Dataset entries
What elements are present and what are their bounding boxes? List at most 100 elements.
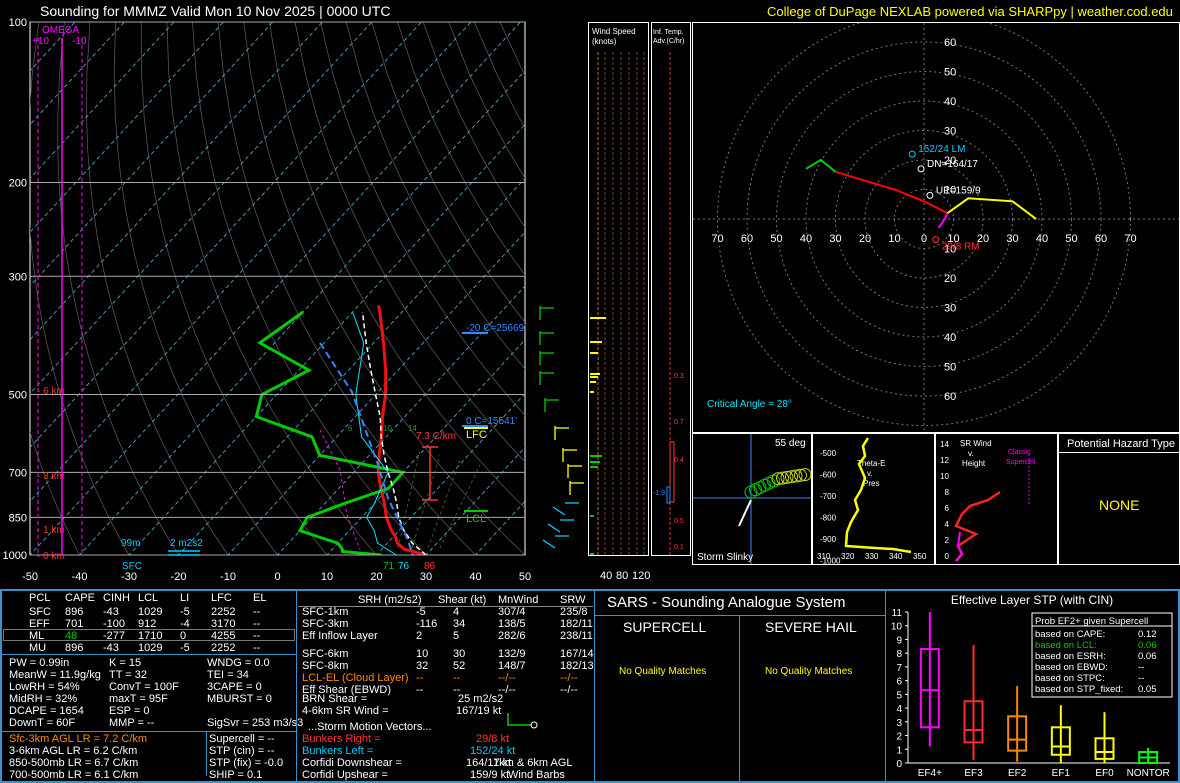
kin-cell: --/--	[498, 672, 516, 684]
parcel-header: CAPE	[65, 592, 95, 604]
thermo-index: MeanW = 11.9g/kg	[9, 669, 101, 681]
sars-hail: SEVERE HAIL	[765, 619, 857, 635]
kin-cell: 132/9	[498, 648, 526, 660]
hodo-x-tick: 60	[741, 233, 753, 245]
hodo-y-tick: 30	[944, 303, 956, 315]
kin-cell: 5	[453, 630, 460, 642]
inf-temp-value: -1.9	[653, 490, 665, 497]
dry-adiabat	[86, 22, 229, 555]
hodo-x-tick: 40	[800, 233, 812, 245]
kinematics-table: SRH (m2/s2) Shear (kt) MnWind SRW SFC-1km -5 4…	[298, 591, 594, 781]
dry-adiabat	[268, 22, 525, 509]
composite-index: Supercell = --	[209, 733, 275, 745]
stp-prob-label: based on LCL:	[1035, 640, 1097, 651]
dry-adiabat	[57, 22, 179, 555]
sr-ytick: 6	[945, 504, 950, 513]
slinky-deg: 55 deg	[775, 438, 806, 449]
parcel-header: PCL	[29, 592, 51, 604]
dry-adiabat	[30, 430, 80, 555]
sr-title-1: SR Wind	[960, 439, 992, 448]
parcel-cell: -5	[180, 642, 190, 654]
hodo-point	[932, 236, 940, 244]
sr-ytick: 12	[940, 456, 949, 465]
kin-cell: 2	[416, 630, 423, 642]
bunkers-left-value: 152/24 kt	[470, 745, 516, 757]
hodo-y-tick: 30	[944, 126, 956, 138]
inf-temp-value: 0.4	[674, 457, 684, 464]
hodo-y-tick: 60	[944, 391, 956, 403]
sars-title: SARS - Sounding Analogue System	[607, 594, 846, 611]
temperature-tick-label: 50	[519, 571, 531, 583]
kin-cell: 10	[416, 648, 429, 660]
sars-hail-matches: No Quality Matches	[765, 666, 853, 677]
isotherm	[375, 392, 525, 555]
storm-slinky-panel: 55 deg Storm Slinky	[692, 433, 812, 565]
theta-e-ytick: -500	[820, 449, 837, 458]
parcel-cell: --	[253, 642, 261, 654]
parcel-header: CINH	[103, 592, 130, 604]
thermo-index: WNDG = 0.0	[207, 657, 270, 669]
height-label: - 1 km	[37, 525, 65, 536]
stp-category-label: EF4+	[918, 768, 942, 779]
composite-index: SHIP = 0.1	[209, 769, 263, 781]
slinky-label: Storm Slinky	[697, 552, 753, 563]
sounding-window: Sounding for MMMZ Valid Mon 10 Nov 2025 …	[0, 0, 1180, 783]
parcel-cell: --	[253, 630, 261, 642]
stp-category-label: EF0	[1095, 768, 1114, 779]
kin-cell: 167/14	[560, 648, 594, 660]
kin-cell: 52	[453, 660, 466, 672]
thermo-divider	[2, 731, 296, 732]
hodo-point-label: 29/8 RM	[942, 242, 980, 253]
pressure-tick-label: 100	[9, 17, 27, 29]
parcel-cell: --	[253, 606, 261, 618]
kin-cell: 307/4	[498, 606, 526, 618]
sfc-label: SFC	[122, 561, 142, 572]
bunkers-left-label: Bunkers Left =	[302, 745, 374, 757]
dry-adiabat	[217, 22, 477, 555]
mixing-ratio-line	[411, 454, 441, 549]
dry-adiabat	[140, 22, 328, 555]
corfidi-up-value: 159/9 kt	[470, 769, 510, 781]
isotherm	[474, 500, 525, 555]
parcel-cell: -5	[180, 606, 190, 618]
inf-temp-value: 0.5	[674, 518, 684, 525]
kin-cell: --	[416, 684, 424, 696]
omega-tick: +10	[32, 36, 49, 47]
sr-wind-panel: SR Wind v. Height Classic Supercell 14 12 10 8 6 4…	[935, 433, 1058, 565]
thermo-index: TEI = 34	[207, 669, 249, 681]
stp-category-label: EF3	[964, 768, 983, 779]
kin-cell: SFC-8km	[302, 660, 349, 672]
stp-ytick-label: 0	[896, 759, 902, 770]
kin-header: SRW	[560, 594, 586, 606]
skewt-frame	[29, 21, 526, 556]
lapse-rate: 850-500mb LR = 6.7 C/km	[9, 757, 139, 769]
barbs-caption: 1km & 6km AGL	[493, 757, 573, 769]
dry-adiabat	[371, 22, 525, 323]
mixing-ratio-line	[397, 449, 421, 549]
temperature-tick-label: -10	[220, 571, 236, 583]
stp-ytick-label: 11	[892, 608, 903, 619]
mixing-ratio-label: 10	[383, 424, 392, 433]
inf-temp-bar-cold	[666, 486, 671, 504]
mixing-ratio-label: 14	[408, 424, 417, 433]
hodo-x-tick: 50	[1065, 233, 1077, 245]
stp-ytick-label: 5	[896, 690, 902, 701]
sr-ytick: 10	[940, 472, 949, 481]
hodograph-chart: 70 60 50 40 30 20 10 0 10 20 30 40 50 60 7060504030201…	[693, 12, 1179, 432]
parcel-cell: 4255	[211, 630, 236, 642]
sfc-dewpoint-label: 71	[383, 561, 395, 572]
mixing-ratio-label: 6	[348, 424, 353, 433]
kin-cell: 30	[453, 648, 466, 660]
brn-value: 25 m2/s2	[458, 693, 504, 705]
isotherm	[128, 123, 525, 555]
theta-e-xtick: 350	[913, 552, 927, 561]
lapse-rate: 700-500mb LR = 6.1 C/km	[9, 769, 139, 781]
pressure-tick-label: 200	[9, 177, 27, 189]
theta-e-ytick: -600	[820, 471, 837, 480]
dry-adiabat	[294, 22, 525, 463]
temperature-tick-label: -30	[121, 571, 137, 583]
wind-speed-tick: 120	[632, 570, 650, 582]
stp-prob-label: based on STP_fixed:	[1035, 684, 1123, 695]
temperature-tick-label: 30	[420, 571, 432, 583]
sr-title-3: Height	[962, 459, 986, 468]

# WHAT YOU ARE ASKED TO DO
Change "kin-cell" to "kinematic-cell" in the lines from the line with "672, 516, 684]" to the line with "642, 190, 654]", both included, and give back only those lines with nothing else altered.

# TASK RESULT
kinematic-cell: --/--	[498, 672, 516, 684]
parcel-header: CAPE	[65, 592, 95, 604]
thermo-index: MeanW = 11.9g/kg	[9, 669, 101, 681]
sars-hail: SEVERE HAIL	[765, 619, 857, 635]
kinematic-cell: 132/9	[498, 648, 526, 660]
hodo-x-tick: 60	[741, 233, 753, 245]
hodo-y-tick: 30	[944, 303, 956, 315]
kinematic-cell: 5	[453, 630, 460, 642]
inf-temp-value: -1.9	[653, 490, 665, 497]
dry-adiabat	[86, 22, 229, 555]
hodo-x-tick: 40	[800, 233, 812, 245]
kinematics-table: SRH (m2/s2) Shear (kt) MnWind SRW SFC-1km -5 4…	[298, 591, 594, 781]
dry-adiabat	[268, 22, 525, 509]
composite-index: Supercell = --	[209, 733, 275, 745]
stp-prob-label: based on LCL:	[1035, 640, 1097, 651]
dry-adiabat	[57, 22, 179, 555]
sr-ytick: 6	[945, 504, 950, 513]
slinky-deg: 55 deg	[775, 438, 806, 449]
parcel-header: PCL	[29, 592, 51, 604]
dry-adiabat	[30, 430, 80, 555]
sr-title-1: SR Wind	[960, 439, 992, 448]
parcel-cell: -5	[180, 642, 190, 654]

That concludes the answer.